--- START Data listing ---

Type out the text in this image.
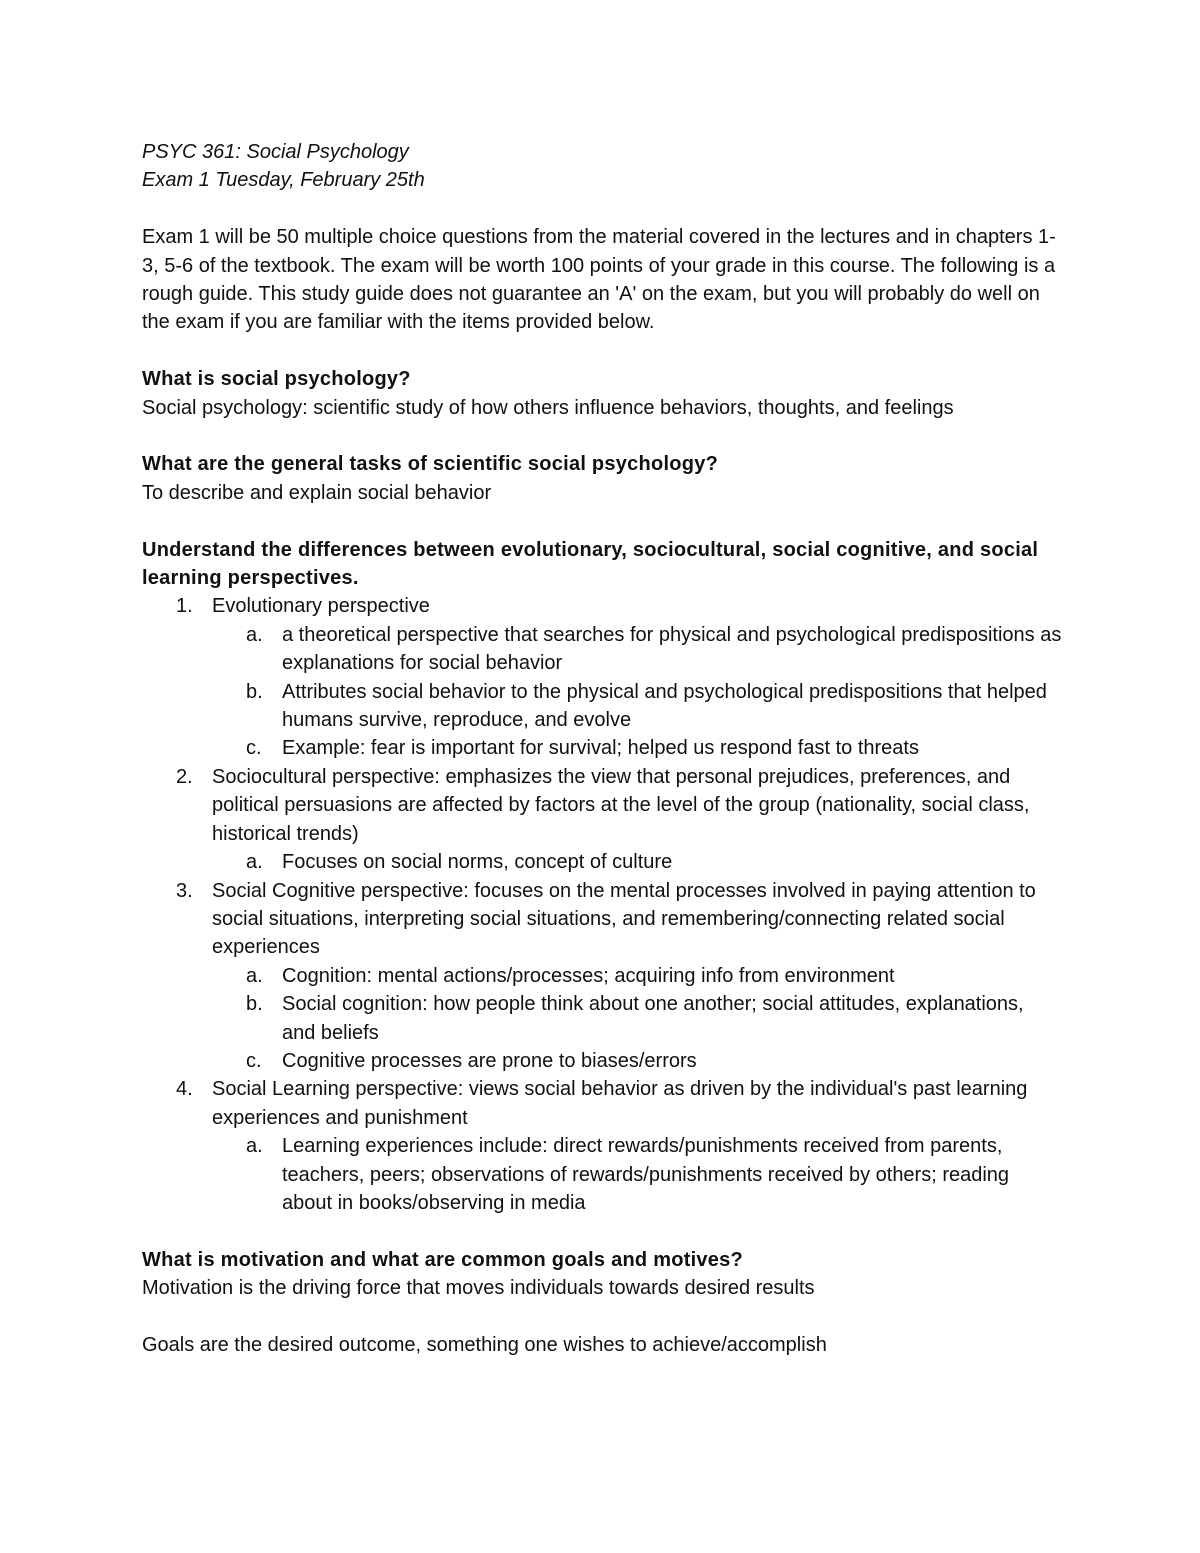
PSYC 361: Social Psychology

Exam 1 Tuesday, February 25th

Exam 1 will be 50 multiple choice questions from the material covered in the lectures and in chapters 1-3, 5-6 of the textbook. The exam will be worth 100 points of your grade in this course. The following is a rough guide. This study guide does not guarantee an 'A' on the exam, but you will probably do well on the exam if you are familiar with the items provided below.

What is social psychology?

Social psychology: scientific study of how others influence behaviors, thoughts, and feelings

What are the general tasks of scientific social psychology?

To describe and explain social behavior

Understand the differences between evolutionary, sociocultural, social cognitive, and social learning perspectives.

1. Evolutionary perspective
a. a theoretical perspective that searches for physical and psychological predispositions as explanations for social behavior
b. Attributes social behavior to the physical and psychological predispositions that helped humans survive, reproduce, and evolve
c.	Example: fear is important for survival; helped us respond fast to threats
2. Sociocultural perspective: emphasizes the view that personal prejudices, preferences, and political persuasions are affected by factors at the level of the group (nationality, social class, historical trends)
a. Focuses on social norms, concept of culture
3. Social Cognitive perspective: focuses on the mental processes involved in paying attention to social situations, interpreting social situations, and remembering/connecting related social experiences
a. Cognition: mental actions/processes; acquiring info from environment
b. Social cognition: how people think about one another; social attitudes, explanations, and beliefs
c.	Cognitive processes are prone to biases/errors
4. Social Learning perspective: views social behavior as driven by the individual's past learning experiences and punishment
a. Learning experiences include: direct rewards/punishments received from parents, teachers, peers; observations of rewards/punishments received by others; reading about in books/observing in media

What is motivation and what are common goals and motives?

Motivation is the driving force that moves individuals towards desired results

Goals are the desired outcome, something one wishes to achieve/accomplish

--- END Data listing ---

Challenge
Using the entries above, tally how many lines have the word "that" in them; write the number and nothing more.

Exercise response
4